(begin)

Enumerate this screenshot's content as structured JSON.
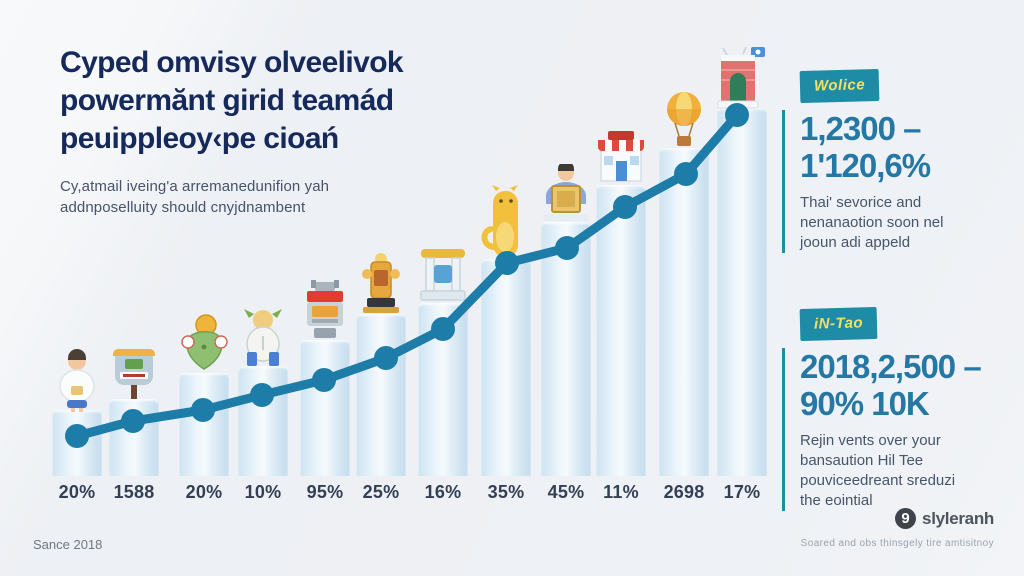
{
  "header": {
    "title_lines": [
      "Cyped omvisy olveelivok",
      "powermănt girid teamád",
      "peuippleoy‹pe cioań"
    ],
    "subtitle_lines": [
      "Cy,atmail iveing'a arremanedunifion yah",
      "addnposelluity should cnyjdnambent"
    ]
  },
  "stats": [
    {
      "badge": "Wolice",
      "value_lines": [
        "1,2300 –",
        "1'120,6%"
      ],
      "desc_lines": [
        "Thai' sevorice and",
        "nenanaotion soon nel",
        "jooun adi appeld"
      ]
    },
    {
      "badge": "iN-Tao",
      "value_lines": [
        "2018,2,500 –",
        "90% 10K"
      ],
      "desc_lines": [
        "Rejin vents over your",
        "bansaution Hil Tee",
        "pouviceedreant sreduzi",
        "the eointial"
      ]
    }
  ],
  "footer": {
    "left": "Sance 2018",
    "brand": "slyleranh",
    "brand_mark_glyph": "9",
    "fine_print": "Soared and obs thinsgely tire amtisitnoy"
  },
  "colors": {
    "background": "#eef1f5",
    "title": "#16295b",
    "bar_fill": "#cfe3f1",
    "bar_highlight": "#f5fafd",
    "trend_line": "#1d7ca8",
    "accent_teal": "#1e8ca6",
    "badge_text_yellow": "#f2e066",
    "stat_number_blue": "#2578a3",
    "axis_label": "#333f55"
  },
  "chart_data": {
    "type": "bar",
    "title": "",
    "xlabel": "",
    "ylabel": "",
    "categories": [
      "20%",
      "1588",
      "20%",
      "10%",
      "95%",
      "25%",
      "16%",
      "35%",
      "45%",
      "11%",
      "2698",
      "17%"
    ],
    "series": [
      {
        "name": "bars",
        "type": "bar",
        "values": [
          18,
          21,
          28,
          30,
          37,
          44,
          47,
          59,
          69,
          79,
          89,
          100
        ]
      },
      {
        "name": "trend",
        "type": "line",
        "values": [
          11,
          15,
          18,
          22,
          26,
          32,
          40,
          58,
          62,
          73,
          82,
          98
        ]
      }
    ],
    "ylim": [
      0,
      100
    ],
    "grid": false,
    "legend": false,
    "bar_icons": [
      "person-kid",
      "signpost-shop",
      "tree-coin",
      "viking-kid",
      "robot-grill",
      "gold-statue",
      "shrine-gate",
      "yellow-cat",
      "person-box",
      "shop-store",
      "hot-air-balloon",
      "castle-gate"
    ]
  }
}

(end)

### Task goal
Repeat the data in full and exactly. Omit pictures.

### Answer
Enumerate this screenshot's content as structured JSON.
{
  "header": {
    "title_lines": [
      "Cyped omvisy olveelivok",
      "powermănt girid teamád",
      "peuippleoy‹pe cioań"
    ],
    "subtitle_lines": [
      "Cy,atmail iveing'a arremanedunifion yah",
      "addnposelluity should cnyjdnambent"
    ]
  },
  "stats": [
    {
      "badge": "Wolice",
      "value_lines": [
        "1,2300 –",
        "1'120,6%"
      ],
      "desc_lines": [
        "Thai' sevorice and",
        "nenanaotion soon nel",
        "jooun adi appeld"
      ]
    },
    {
      "badge": "iN-Tao",
      "value_lines": [
        "2018,2,500 –",
        "90% 10K"
      ],
      "desc_lines": [
        "Rejin vents over your",
        "bansaution Hil Tee",
        "pouviceedreant sreduzi",
        "the eointial"
      ]
    }
  ],
  "footer": {
    "left": "Sance 2018",
    "brand": "slyleranh",
    "brand_mark_glyph": "9",
    "fine_print": "Soared and obs thinsgely tire amtisitnoy"
  },
  "colors": {
    "background": "#eef1f5",
    "title": "#16295b",
    "bar_fill": "#cfe3f1",
    "bar_highlight": "#f5fafd",
    "trend_line": "#1d7ca8",
    "accent_teal": "#1e8ca6",
    "badge_text_yellow": "#f2e066",
    "stat_number_blue": "#2578a3",
    "axis_label": "#333f55"
  },
  "chart_data": {
    "type": "bar",
    "title": "",
    "xlabel": "",
    "ylabel": "",
    "categories": [
      "20%",
      "1588",
      "20%",
      "10%",
      "95%",
      "25%",
      "16%",
      "35%",
      "45%",
      "11%",
      "2698",
      "17%"
    ],
    "series": [
      {
        "name": "bars",
        "type": "bar",
        "values": [
          18,
          21,
          28,
          30,
          37,
          44,
          47,
          59,
          69,
          79,
          89,
          100
        ]
      },
      {
        "name": "trend",
        "type": "line",
        "values": [
          11,
          15,
          18,
          22,
          26,
          32,
          40,
          58,
          62,
          73,
          82,
          98
        ]
      }
    ],
    "ylim": [
      0,
      100
    ],
    "grid": false,
    "legend": false,
    "bar_icons": [
      "person-kid",
      "signpost-shop",
      "tree-coin",
      "viking-kid",
      "robot-grill",
      "gold-statue",
      "shrine-gate",
      "yellow-cat",
      "person-box",
      "shop-store",
      "hot-air-balloon",
      "castle-gate"
    ]
  }
}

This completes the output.